* Start SUPPLIED DATA *

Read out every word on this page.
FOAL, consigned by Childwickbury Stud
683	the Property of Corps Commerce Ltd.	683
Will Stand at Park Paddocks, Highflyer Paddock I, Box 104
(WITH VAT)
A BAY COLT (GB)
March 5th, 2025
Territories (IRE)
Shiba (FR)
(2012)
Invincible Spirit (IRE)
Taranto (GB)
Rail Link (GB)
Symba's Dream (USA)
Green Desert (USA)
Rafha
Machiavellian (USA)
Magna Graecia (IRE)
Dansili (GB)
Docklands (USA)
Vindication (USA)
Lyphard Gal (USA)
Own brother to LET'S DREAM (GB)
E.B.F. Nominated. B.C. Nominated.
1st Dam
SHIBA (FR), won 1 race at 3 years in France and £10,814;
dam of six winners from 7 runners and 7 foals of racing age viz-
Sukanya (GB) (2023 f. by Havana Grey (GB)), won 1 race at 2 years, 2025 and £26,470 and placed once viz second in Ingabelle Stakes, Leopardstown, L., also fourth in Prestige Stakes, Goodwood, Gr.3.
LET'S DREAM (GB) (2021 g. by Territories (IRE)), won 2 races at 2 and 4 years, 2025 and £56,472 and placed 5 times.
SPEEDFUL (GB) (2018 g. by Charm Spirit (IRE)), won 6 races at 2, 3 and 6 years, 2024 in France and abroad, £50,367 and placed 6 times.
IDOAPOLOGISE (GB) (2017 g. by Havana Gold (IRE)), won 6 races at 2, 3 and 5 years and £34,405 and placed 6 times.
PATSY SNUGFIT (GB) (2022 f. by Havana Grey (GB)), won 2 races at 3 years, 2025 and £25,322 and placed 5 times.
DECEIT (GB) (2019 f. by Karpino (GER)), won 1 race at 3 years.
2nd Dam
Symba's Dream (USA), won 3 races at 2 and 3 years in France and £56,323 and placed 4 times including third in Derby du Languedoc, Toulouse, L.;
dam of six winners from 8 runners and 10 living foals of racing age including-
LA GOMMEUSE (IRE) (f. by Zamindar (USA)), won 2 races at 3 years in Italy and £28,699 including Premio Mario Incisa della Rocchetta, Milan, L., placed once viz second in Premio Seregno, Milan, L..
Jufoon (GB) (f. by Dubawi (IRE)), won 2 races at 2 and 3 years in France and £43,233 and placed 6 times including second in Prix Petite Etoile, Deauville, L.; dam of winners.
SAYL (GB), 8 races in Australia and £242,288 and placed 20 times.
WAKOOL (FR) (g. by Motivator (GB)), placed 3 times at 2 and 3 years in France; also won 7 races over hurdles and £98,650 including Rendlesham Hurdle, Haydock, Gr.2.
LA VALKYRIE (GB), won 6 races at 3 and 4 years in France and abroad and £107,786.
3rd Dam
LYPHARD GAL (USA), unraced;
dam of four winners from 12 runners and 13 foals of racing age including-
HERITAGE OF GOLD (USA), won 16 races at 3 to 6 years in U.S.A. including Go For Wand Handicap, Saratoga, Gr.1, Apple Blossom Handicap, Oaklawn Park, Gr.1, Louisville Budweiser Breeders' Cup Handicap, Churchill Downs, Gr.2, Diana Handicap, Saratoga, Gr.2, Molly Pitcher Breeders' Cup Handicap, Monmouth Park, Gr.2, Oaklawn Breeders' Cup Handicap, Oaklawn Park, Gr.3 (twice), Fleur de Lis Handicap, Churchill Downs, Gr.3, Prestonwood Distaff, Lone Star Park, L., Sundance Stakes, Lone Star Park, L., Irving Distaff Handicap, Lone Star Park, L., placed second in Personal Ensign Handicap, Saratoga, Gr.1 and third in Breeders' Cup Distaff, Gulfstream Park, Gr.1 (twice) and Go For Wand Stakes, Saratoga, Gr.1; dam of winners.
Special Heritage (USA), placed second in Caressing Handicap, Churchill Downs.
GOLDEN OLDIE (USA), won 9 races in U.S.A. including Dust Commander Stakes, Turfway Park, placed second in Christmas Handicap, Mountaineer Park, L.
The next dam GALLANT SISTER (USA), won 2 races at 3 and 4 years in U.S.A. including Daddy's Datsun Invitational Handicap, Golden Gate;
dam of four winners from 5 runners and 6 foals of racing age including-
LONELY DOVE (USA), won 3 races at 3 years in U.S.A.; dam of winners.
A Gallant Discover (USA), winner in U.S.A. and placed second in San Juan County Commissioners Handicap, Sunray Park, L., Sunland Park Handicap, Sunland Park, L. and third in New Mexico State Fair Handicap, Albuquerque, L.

* End SUPPLIED DATA *

◆ **GOAL OF THE EXERCISE**
Only lines that contain the word "from" are wanted; copy each of them.

◆ **SOLUTION BELOW**
dam of six winners from 7 runners and 7 foals of racing age viz-
dam of six winners from 8 runners and 10 living foals of racing age including-
dam of four winners from 12 runners and 13 foals of racing age including-
dam of four winners from 5 runners and 6 foals of racing age including-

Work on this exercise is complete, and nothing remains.